## WHAT YOU SHOULD DO
Exactly as they appear, output all of the records. Skip any images.

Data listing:
——

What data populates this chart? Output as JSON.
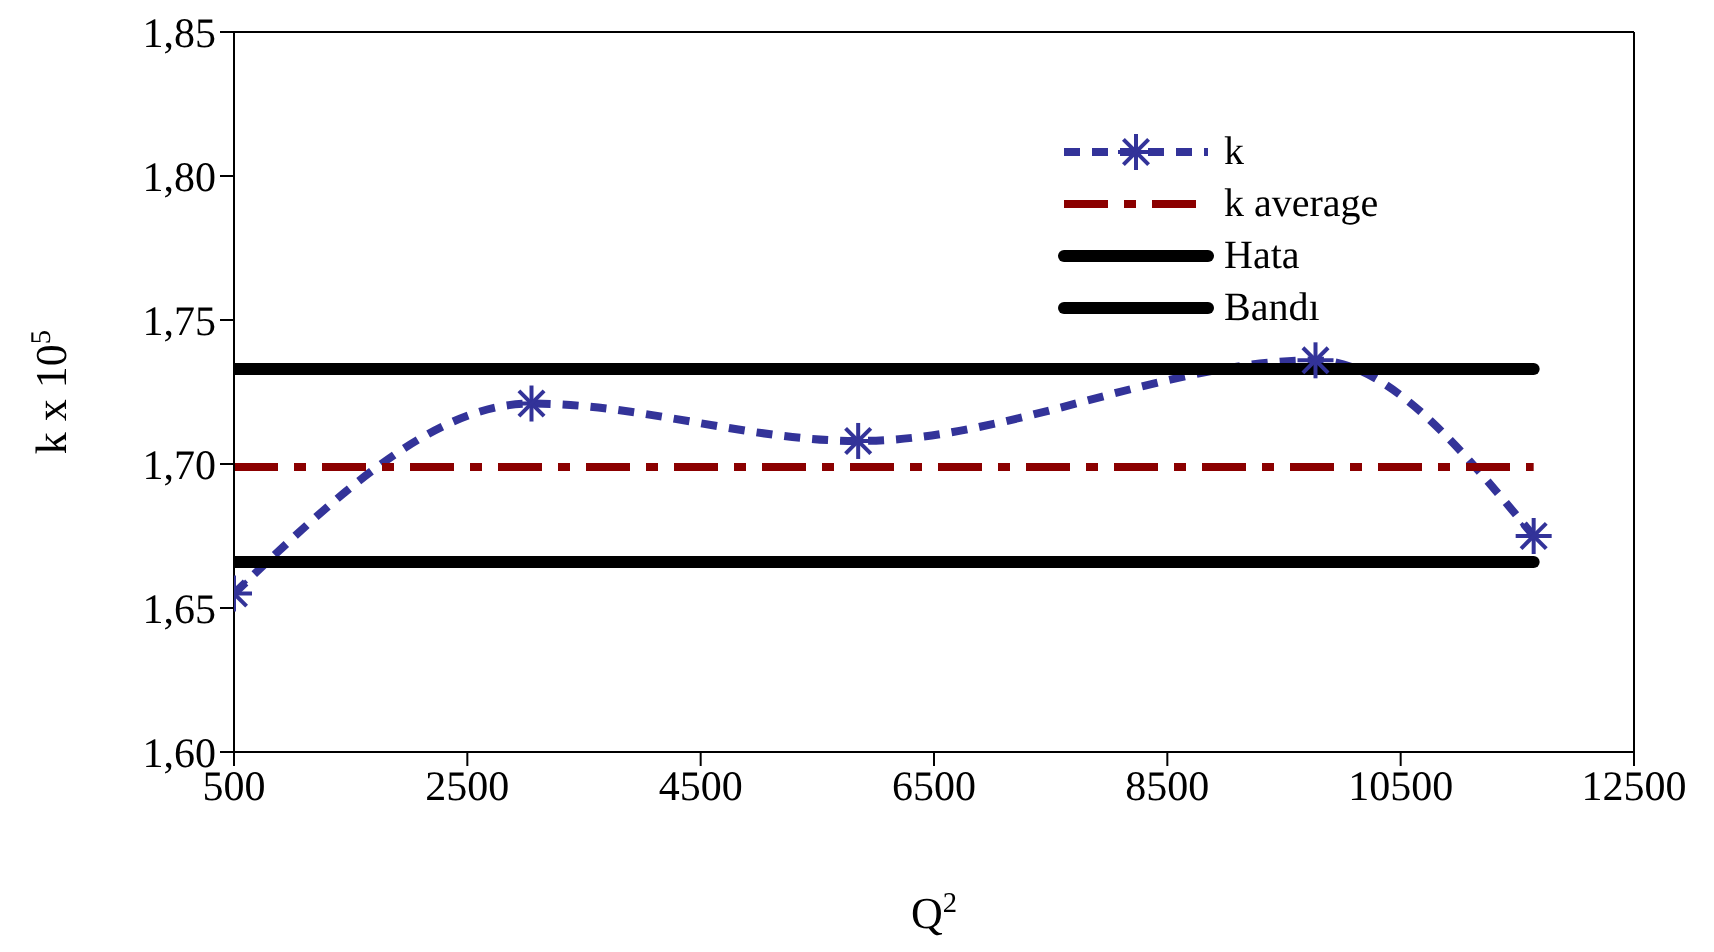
{
  "chart_data": {
    "type": "line",
    "xlabel": "Q$^{2}$",
    "ylabel": "k x 10$^{5}$",
    "series": [
      {
        "name": "k",
        "color": "#333399",
        "x": [
          500,
          3050,
          5850,
          9770,
          11640
        ],
        "values": [
          1.655,
          1.721,
          1.708,
          1.736,
          1.675
        ],
        "line_style": "dashed",
        "marker": "cross"
      },
      {
        "name": "k average",
        "color": "#8b0000",
        "x": [
          500,
          11640
        ],
        "values": [
          1.699,
          1.699
        ],
        "line_style": "dashed",
        "marker": "none"
      },
      {
        "name": "Hata",
        "color": "#000000",
        "x": [
          500,
          11640
        ],
        "values": [
          1.666,
          1.666
        ],
        "line_style": "solid",
        "marker": "none"
      },
      {
        "name": "Bandı",
        "color": "#000000",
        "x": [
          500,
          11640
        ],
        "values": [
          1.733,
          1.733
        ],
        "line_style": "solid",
        "marker": "none"
      }
    ],
    "xlim": [
      500,
      12500
    ],
    "xticks": [
      500,
      2500,
      4500,
      6500,
      8500,
      10500,
      12500
    ],
    "ylim": [
      1.6,
      1.85
    ],
    "yticks": [
      {
        "value": 1.6,
        "label": "1,60"
      },
      {
        "value": 1.65,
        "label": "1,65"
      },
      {
        "value": 1.7,
        "label": "1,70"
      },
      {
        "value": 1.75,
        "label": "1,75"
      },
      {
        "value": 1.8,
        "label": "1,80"
      },
      {
        "value": 1.85,
        "label": "1,85"
      }
    ],
    "legend": "top right"
  }
}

——

## WRITTEN ANSWER
What data populates this chart? Output as JSON.
{
  "chart_data": {
    "type": "line",
    "xlabel": "Q$^{2}$",
    "ylabel": "k x 10$^{5}$",
    "series": [
      {
        "name": "k",
        "color": "#333399",
        "x": [
          500,
          3050,
          5850,
          9770,
          11640
        ],
        "values": [
          1.655,
          1.721,
          1.708,
          1.736,
          1.675
        ],
        "line_style": "dashed",
        "marker": "cross"
      },
      {
        "name": "k average",
        "color": "#8b0000",
        "x": [
          500,
          11640
        ],
        "values": [
          1.699,
          1.699
        ],
        "line_style": "dashed",
        "marker": "none"
      },
      {
        "name": "Hata",
        "color": "#000000",
        "x": [
          500,
          11640
        ],
        "values": [
          1.666,
          1.666
        ],
        "line_style": "solid",
        "marker": "none"
      },
      {
        "name": "Bandı",
        "color": "#000000",
        "x": [
          500,
          11640
        ],
        "values": [
          1.733,
          1.733
        ],
        "line_style": "solid",
        "marker": "none"
      }
    ],
    "xlim": [
      500,
      12500
    ],
    "xticks": [
      500,
      2500,
      4500,
      6500,
      8500,
      10500,
      12500
    ],
    "ylim": [
      1.6,
      1.85
    ],
    "yticks": [
      {
        "value": 1.6,
        "label": "1,60"
      },
      {
        "value": 1.65,
        "label": "1,65"
      },
      {
        "value": 1.7,
        "label": "1,70"
      },
      {
        "value": 1.75,
        "label": "1,75"
      },
      {
        "value": 1.8,
        "label": "1,80"
      },
      {
        "value": 1.85,
        "label": "1,85"
      }
    ],
    "legend": "top right"
  }
}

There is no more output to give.